» **EXERCISE INSTRUCTIONS**
Print all of the data exactly as written.

Data records:
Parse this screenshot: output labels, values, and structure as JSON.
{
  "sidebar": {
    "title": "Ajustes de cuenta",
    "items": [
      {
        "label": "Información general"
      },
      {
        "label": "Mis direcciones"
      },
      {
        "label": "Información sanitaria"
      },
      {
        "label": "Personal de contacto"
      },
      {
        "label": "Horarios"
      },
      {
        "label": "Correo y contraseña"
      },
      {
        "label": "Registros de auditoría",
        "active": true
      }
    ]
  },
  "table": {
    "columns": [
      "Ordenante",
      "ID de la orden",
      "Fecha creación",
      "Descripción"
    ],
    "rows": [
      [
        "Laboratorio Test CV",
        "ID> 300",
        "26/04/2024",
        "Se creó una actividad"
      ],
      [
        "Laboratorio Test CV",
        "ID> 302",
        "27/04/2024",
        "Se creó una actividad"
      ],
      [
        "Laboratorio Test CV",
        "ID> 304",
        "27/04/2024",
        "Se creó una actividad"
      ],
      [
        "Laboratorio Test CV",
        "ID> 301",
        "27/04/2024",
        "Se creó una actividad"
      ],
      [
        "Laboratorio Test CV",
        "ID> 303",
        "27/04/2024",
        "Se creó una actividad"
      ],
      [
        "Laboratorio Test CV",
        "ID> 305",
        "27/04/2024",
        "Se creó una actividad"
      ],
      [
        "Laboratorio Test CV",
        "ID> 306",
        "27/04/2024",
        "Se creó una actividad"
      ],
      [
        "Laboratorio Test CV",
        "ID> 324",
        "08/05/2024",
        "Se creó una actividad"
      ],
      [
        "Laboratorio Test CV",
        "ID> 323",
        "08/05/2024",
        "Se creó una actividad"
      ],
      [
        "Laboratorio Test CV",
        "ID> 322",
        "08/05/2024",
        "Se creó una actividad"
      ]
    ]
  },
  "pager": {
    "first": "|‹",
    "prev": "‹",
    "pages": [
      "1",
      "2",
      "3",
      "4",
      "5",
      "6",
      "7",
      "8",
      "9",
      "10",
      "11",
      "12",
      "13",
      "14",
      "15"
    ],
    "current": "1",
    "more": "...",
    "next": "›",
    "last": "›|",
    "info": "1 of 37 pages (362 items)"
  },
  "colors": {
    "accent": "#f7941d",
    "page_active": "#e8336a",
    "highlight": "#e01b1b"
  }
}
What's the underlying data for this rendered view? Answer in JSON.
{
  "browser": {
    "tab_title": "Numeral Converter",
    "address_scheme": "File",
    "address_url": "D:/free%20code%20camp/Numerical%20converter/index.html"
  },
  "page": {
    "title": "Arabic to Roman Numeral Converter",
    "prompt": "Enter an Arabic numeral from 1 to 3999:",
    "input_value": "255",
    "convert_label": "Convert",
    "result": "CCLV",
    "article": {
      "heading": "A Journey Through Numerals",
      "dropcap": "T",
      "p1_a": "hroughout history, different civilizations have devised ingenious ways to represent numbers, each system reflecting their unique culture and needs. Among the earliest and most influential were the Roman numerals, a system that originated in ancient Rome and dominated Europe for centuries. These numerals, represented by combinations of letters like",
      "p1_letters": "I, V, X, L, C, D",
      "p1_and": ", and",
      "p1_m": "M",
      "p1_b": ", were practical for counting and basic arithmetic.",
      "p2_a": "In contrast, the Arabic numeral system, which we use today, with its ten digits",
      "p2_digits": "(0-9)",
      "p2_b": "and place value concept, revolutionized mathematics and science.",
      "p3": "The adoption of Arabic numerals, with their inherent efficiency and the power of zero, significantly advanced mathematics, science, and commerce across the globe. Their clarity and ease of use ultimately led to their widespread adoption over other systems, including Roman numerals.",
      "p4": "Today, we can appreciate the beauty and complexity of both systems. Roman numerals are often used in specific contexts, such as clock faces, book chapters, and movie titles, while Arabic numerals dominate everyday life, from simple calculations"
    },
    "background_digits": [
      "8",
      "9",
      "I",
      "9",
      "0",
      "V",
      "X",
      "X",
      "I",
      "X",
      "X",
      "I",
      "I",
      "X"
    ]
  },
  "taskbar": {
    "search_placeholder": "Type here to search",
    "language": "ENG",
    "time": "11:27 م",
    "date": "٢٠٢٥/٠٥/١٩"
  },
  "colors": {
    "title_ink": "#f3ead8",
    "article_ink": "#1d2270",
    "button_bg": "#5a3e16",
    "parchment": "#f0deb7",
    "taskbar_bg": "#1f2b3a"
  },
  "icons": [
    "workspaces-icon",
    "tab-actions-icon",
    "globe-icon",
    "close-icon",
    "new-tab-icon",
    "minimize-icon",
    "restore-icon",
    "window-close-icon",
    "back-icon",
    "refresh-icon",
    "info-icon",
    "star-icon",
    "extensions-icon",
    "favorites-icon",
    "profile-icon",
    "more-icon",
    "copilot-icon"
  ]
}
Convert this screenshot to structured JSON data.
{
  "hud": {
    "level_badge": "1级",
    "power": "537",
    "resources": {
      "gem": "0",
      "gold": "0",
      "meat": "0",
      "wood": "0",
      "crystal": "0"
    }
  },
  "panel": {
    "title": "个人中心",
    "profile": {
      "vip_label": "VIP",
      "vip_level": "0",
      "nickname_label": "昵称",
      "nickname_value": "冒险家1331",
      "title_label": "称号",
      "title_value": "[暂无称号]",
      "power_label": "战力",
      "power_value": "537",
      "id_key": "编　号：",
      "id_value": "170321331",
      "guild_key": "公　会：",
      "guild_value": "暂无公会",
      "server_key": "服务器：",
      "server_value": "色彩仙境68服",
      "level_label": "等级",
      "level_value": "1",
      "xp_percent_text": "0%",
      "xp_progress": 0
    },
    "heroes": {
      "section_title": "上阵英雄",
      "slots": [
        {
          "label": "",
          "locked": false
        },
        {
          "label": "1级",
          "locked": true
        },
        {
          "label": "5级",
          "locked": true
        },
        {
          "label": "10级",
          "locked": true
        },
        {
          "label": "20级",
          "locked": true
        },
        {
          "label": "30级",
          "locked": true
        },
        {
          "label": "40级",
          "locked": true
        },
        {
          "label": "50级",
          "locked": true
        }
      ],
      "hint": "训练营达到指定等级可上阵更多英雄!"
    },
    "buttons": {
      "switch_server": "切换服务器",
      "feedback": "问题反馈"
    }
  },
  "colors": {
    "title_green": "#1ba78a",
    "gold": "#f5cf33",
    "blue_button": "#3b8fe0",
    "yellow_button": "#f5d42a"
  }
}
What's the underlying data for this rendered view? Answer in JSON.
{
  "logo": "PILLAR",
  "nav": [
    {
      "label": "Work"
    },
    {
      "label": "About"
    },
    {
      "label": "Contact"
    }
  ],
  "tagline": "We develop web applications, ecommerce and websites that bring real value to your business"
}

» **RESULT OF THE TASK**
Parse this screenshot: output labels, values, and structure as JSON.
{
  "sidebar": {
    "title": "Ajustes de cuenta",
    "items": [
      {
        "label": "Información general"
      },
      {
        "label": "Mis direcciones"
      },
      {
        "label": "Información sanitaria"
      },
      {
        "label": "Personal de contacto"
      },
      {
        "label": "Horarios"
      },
      {
        "label": "Correo y contraseña"
      },
      {
        "label": "Registros de auditoría",
        "active": true
      }
    ]
  },
  "table": {
    "columns": [
      "Ordenante",
      "ID de la orden",
      "Fecha creación",
      "Descripción"
    ],
    "rows": [
      [
        "Laboratorio Test CV",
        "ID> 300",
        "26/04/2024",
        "Se creó una actividad"
      ],
      [
        "Laboratorio Test CV",
        "ID> 302",
        "27/04/2024",
        "Se creó una actividad"
      ],
      [
        "Laboratorio Test CV",
        "ID> 304",
        "27/04/2024",
        "Se creó una actividad"
      ],
      [
        "Laboratorio Test CV",
        "ID> 301",
        "27/04/2024",
        "Se creó una actividad"
      ],
      [
        "Laboratorio Test CV",
        "ID> 303",
        "27/04/2024",
        "Se creó una actividad"
      ],
      [
        "Laboratorio Test CV",
        "ID> 305",
        "27/04/2024",
        "Se creó una actividad"
      ],
      [
        "Laboratorio Test CV",
        "ID> 306",
        "27/04/2024",
        "Se creó una actividad"
      ],
      [
        "Laboratorio Test CV",
        "ID> 324",
        "08/05/2024",
        "Se creó una actividad"
      ],
      [
        "Laboratorio Test CV",
        "ID> 323",
        "08/05/2024",
        "Se creó una actividad"
      ],
      [
        "Laboratorio Test CV",
        "ID> 322",
        "08/05/2024",
        "Se creó una actividad"
      ]
    ]
  },
  "pager": {
    "first": "|‹",
    "prev": "‹",
    "pages": [
      "1",
      "2",
      "3",
      "4",
      "5",
      "6",
      "7",
      "8",
      "9",
      "10",
      "11",
      "12",
      "13",
      "14",
      "15"
    ],
    "current": "1",
    "more": "...",
    "next": "›",
    "last": "›|",
    "info": "1 of 37 pages (362 items)"
  },
  "colors": {
    "accent": "#f7941d",
    "page_active": "#e8336a",
    "highlight": "#e01b1b"
  }
}
What's the underlying data for this rendered view? Answer in JSON.
{
  "browser": {
    "tab_title": "Numeral Converter",
    "address_scheme": "File",
    "address_url": "D:/free%20code%20camp/Numerical%20converter/index.html"
  },
  "page": {
    "title": "Arabic to Roman Numeral Converter",
    "prompt": "Enter an Arabic numeral from 1 to 3999:",
    "input_value": "255",
    "convert_label": "Convert",
    "result": "CCLV",
    "article": {
      "heading": "A Journey Through Numerals",
      "dropcap": "T",
      "p1_a": "hroughout history, different civilizations have devised ingenious ways to represent numbers, each system reflecting their unique culture and needs. Among the earliest and most influential were the Roman numerals, a system that originated in ancient Rome and dominated Europe for centuries. These numerals, represented by combinations of letters like",
      "p1_letters": "I, V, X, L, C, D",
      "p1_and": ", and",
      "p1_m": "M",
      "p1_b": ", were practical for counting and basic arithmetic.",
      "p2_a": "In contrast, the Arabic numeral system, which we use today, with its ten digits",
      "p2_digits": "(0-9)",
      "p2_b": "and place value concept, revolutionized mathematics and science.",
      "p3": "The adoption of Arabic numerals, with their inherent efficiency and the power of zero, significantly advanced mathematics, science, and commerce across the globe. Their clarity and ease of use ultimately led to their widespread adoption over other systems, including Roman numerals.",
      "p4": "Today, we can appreciate the beauty and complexity of both systems. Roman numerals are often used in specific contexts, such as clock faces, book chapters, and movie titles, while Arabic numerals dominate everyday life, from simple calculations"
    },
    "background_digits": [
      "8",
      "9",
      "I",
      "9",
      "0",
      "V",
      "X",
      "X",
      "I",
      "X",
      "X",
      "I",
      "I",
      "X"
    ]
  },
  "taskbar": {
    "search_placeholder": "Type here to search",
    "language": "ENG",
    "time": "11:27 م",
    "date": "٢٠٢٥/٠٥/١٩"
  },
  "colors": {
    "title_ink": "#f3ead8",
    "article_ink": "#1d2270",
    "button_bg": "#5a3e16",
    "parchment": "#f0deb7",
    "taskbar_bg": "#1f2b3a"
  },
  "icons": [
    "workspaces-icon",
    "tab-actions-icon",
    "globe-icon",
    "close-icon",
    "new-tab-icon",
    "minimize-icon",
    "restore-icon",
    "window-close-icon",
    "back-icon",
    "refresh-icon",
    "info-icon",
    "star-icon",
    "extensions-icon",
    "favorites-icon",
    "profile-icon",
    "more-icon",
    "copilot-icon"
  ]
}
Convert this screenshot to structured JSON data.
{
  "hud": {
    "level_badge": "1级",
    "power": "537",
    "resources": {
      "gem": "0",
      "gold": "0",
      "meat": "0",
      "wood": "0",
      "crystal": "0"
    }
  },
  "panel": {
    "title": "个人中心",
    "profile": {
      "vip_label": "VIP",
      "vip_level": "0",
      "nickname_label": "昵称",
      "nickname_value": "冒险家1331",
      "title_label": "称号",
      "title_value": "[暂无称号]",
      "power_label": "战力",
      "power_value": "537",
      "id_key": "编　号：",
      "id_value": "170321331",
      "guild_key": "公　会：",
      "guild_value": "暂无公会",
      "server_key": "服务器：",
      "server_value": "色彩仙境68服",
      "level_label": "等级",
      "level_value": "1",
      "xp_percent_text": "0%",
      "xp_progress": 0
    },
    "heroes": {
      "section_title": "上阵英雄",
      "slots": [
        {
          "label": "",
          "locked": false
        },
        {
          "label": "1级",
          "locked": true
        },
        {
          "label": "5级",
          "locked": true
        },
        {
          "label": "10级",
          "locked": true
        },
        {
          "label": "20级",
          "locked": true
        },
        {
          "label": "30级",
          "locked": true
        },
        {
          "label": "40级",
          "locked": true
        },
        {
          "label": "50级",
          "locked": true
        }
      ],
      "hint": "训练营达到指定等级可上阵更多英雄!"
    },
    "buttons": {
      "switch_server": "切换服务器",
      "feedback": "问题反馈"
    }
  },
  "colors": {
    "title_green": "#1ba78a",
    "gold": "#f5cf33",
    "blue_button": "#3b8fe0",
    "yellow_button": "#f5d42a"
  }
}
What's the underlying data for this rendered view? Answer in JSON.
{
  "logo": "PILLAR",
  "nav": [
    {
      "label": "Work"
    },
    {
      "label": "About"
    },
    {
      "label": "Contact"
    }
  ],
  "tagline": "We develop web applications, ecommerce and websites that bring real value to your business"
}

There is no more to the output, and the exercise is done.